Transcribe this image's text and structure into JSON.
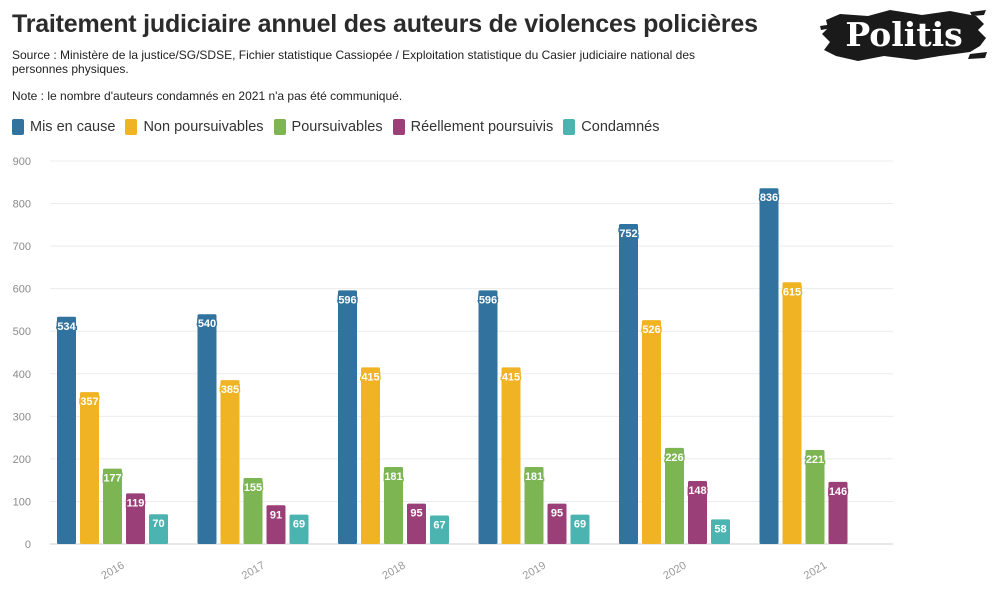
{
  "title": "Traitement judiciaire annuel des auteurs de violences policières",
  "source": "Source : Ministère de la justice/SG/SDSE, Fichier statistique Cassiopée / Exploitation statistique du Casier judiciaire national des personnes physiques.",
  "note": "Note : le nombre d'auteurs condamnés en 2021 n'a pas été communiqué.",
  "logo_text": "Politis",
  "colors": {
    "mis_en_cause": "#31739e",
    "non_poursuivables": "#f0b323",
    "poursuivables": "#7cb552",
    "reellement_poursuivis": "#9b3f78",
    "condamnes": "#4bb3b0"
  },
  "chart_data": {
    "type": "bar",
    "title": "Traitement judiciaire annuel des auteurs de violences policières",
    "xlabel": "",
    "ylabel": "",
    "categories": [
      "2016",
      "2017",
      "2018",
      "2019",
      "2020",
      "2021"
    ],
    "ylim": [
      0,
      900
    ],
    "yticks": [
      0,
      100,
      200,
      300,
      400,
      500,
      600,
      700,
      800,
      900
    ],
    "grid": true,
    "legend_position": "top-left",
    "series": [
      {
        "name": "Mis en cause",
        "color": "#31739e",
        "values": [
          534,
          540,
          596,
          596,
          752,
          836
        ]
      },
      {
        "name": "Non poursuivables",
        "color": "#f0b323",
        "values": [
          357,
          385,
          415,
          415,
          526,
          615
        ]
      },
      {
        "name": "Poursuivables",
        "color": "#7cb552",
        "values": [
          177,
          155,
          181,
          181,
          226,
          221
        ]
      },
      {
        "name": "Réellement poursuivis",
        "color": "#9b3f78",
        "values": [
          119,
          91,
          95,
          95,
          148,
          146
        ]
      },
      {
        "name": "Condamnés",
        "color": "#4bb3b0",
        "values": [
          70,
          69,
          67,
          69,
          58,
          null
        ]
      }
    ]
  }
}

* _TASK BRIEF_:
Identify every line above with the string "Traitement" in it. Copy those lines.

* _RESULT_:
  "title": "Traitement judiciaire annuel des auteurs de violences policières",
    "title": "Traitement judiciaire annuel des auteurs de violences policières",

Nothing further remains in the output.